While woke culture is truly destructive, it is simply one of the symptoms of the end or terminal stage our “modern” human society is in before we seemingly inevitably self-destruct.

What we can observe today — especially in Western societies — is the dead-end and total collapse of our inherently self-serving, self-justifying, egocentric, and individualistic human development.

While the human ego — with its insatiable desire for selfish fulfillment and self-justification and the irrepressible need for more — has driven humanity to an incredible cultural, social, and technological development, this ego also made us exist and behave like cancer towards each other and towards nature.

Our aimless and recklessly excessively overconsuming lifestyle or ruthless competition to survive and succeed at each other’s expense is now destroying human civilization and the natural environment that provides our life and resources.

Woke culture is just another symptom of a certain group of people trying to justify themselves at the expense of others, trying to take “deserved” revenge for actual or perceived crimes against them.

Our seemingly unstoppable “death spiral” will not stop until we all willingly and humbly recognize and accept the single root cause for all historical and contemporary problems in humanity: our own inherently self-serving, self-justifying, subjective, and exploitative egos.

What to work on:
1: In the passage on woke culture and the human ego, what is named as the single root cause of all historical and contemporary problems in humanity?
2: Quote the passage on woke culture and the human ego from "Woke culture is just" to "and exploitative egos.".
3: Write what comes next in the passage on woke culture and the human ego, starting after its final sentence.
The entries that come next are separate material, apart from the passage on woke culture and the human ego.

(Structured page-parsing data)
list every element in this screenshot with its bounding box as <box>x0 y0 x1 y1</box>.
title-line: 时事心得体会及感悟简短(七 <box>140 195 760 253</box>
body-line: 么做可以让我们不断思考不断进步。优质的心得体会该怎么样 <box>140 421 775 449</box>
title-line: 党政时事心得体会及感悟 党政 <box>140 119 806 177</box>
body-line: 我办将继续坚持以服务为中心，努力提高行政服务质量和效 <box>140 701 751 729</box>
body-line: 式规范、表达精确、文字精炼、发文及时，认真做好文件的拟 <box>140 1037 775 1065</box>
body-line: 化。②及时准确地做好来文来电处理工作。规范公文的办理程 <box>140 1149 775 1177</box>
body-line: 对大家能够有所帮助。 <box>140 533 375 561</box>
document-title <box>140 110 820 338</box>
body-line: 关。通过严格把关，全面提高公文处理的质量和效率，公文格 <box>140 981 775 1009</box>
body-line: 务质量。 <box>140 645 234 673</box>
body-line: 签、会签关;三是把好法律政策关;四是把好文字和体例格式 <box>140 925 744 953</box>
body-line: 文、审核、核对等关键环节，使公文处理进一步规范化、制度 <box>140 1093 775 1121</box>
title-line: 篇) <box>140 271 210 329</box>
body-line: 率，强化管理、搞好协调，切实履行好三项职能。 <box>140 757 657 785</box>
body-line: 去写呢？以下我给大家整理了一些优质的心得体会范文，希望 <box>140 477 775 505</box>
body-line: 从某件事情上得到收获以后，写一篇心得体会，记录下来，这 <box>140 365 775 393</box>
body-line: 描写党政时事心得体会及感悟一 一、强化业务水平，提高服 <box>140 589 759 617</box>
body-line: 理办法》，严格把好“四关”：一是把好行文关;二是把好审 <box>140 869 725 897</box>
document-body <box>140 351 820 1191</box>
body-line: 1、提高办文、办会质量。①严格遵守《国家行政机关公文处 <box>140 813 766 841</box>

Exercise responses:
1: Our own inherently self-serving, self-justifying, subjective, and exploitative egos.

2:
Woke culture is just another symptom of a certain group of people trying to justify themselves at the expense of others, trying to take “deserved” revenge for actual or perceived crimes against them.

Our seemingly unstoppable “death spiral” will not stop until we all willingly and humbly recognize and accept the single root cause for all historical and contemporary problems in humanity: our own inherently self-serving, self-justifying, subjective, and exploitative egos.

3:
Only when we have already recognized and accepted this selfish ego as the single root cause, and we also develop an irrepressible need and craving to change and further develop ourselves — instead of blaming, correcting, punishing, censoring, and destroying others — only then will we have the chance to save ourselves and collectively safeguard and facilitate humanity’s collective survival.

We are at the most important and crucial crossroads of human history: either we stubbornly and blind;y destroy each other and ourselves, or we collectively learn and practice how to survive and prosper through selfless, unconditionally accepting and serving, mutually responsible and mutually complementing integration — above and against our inherent nature.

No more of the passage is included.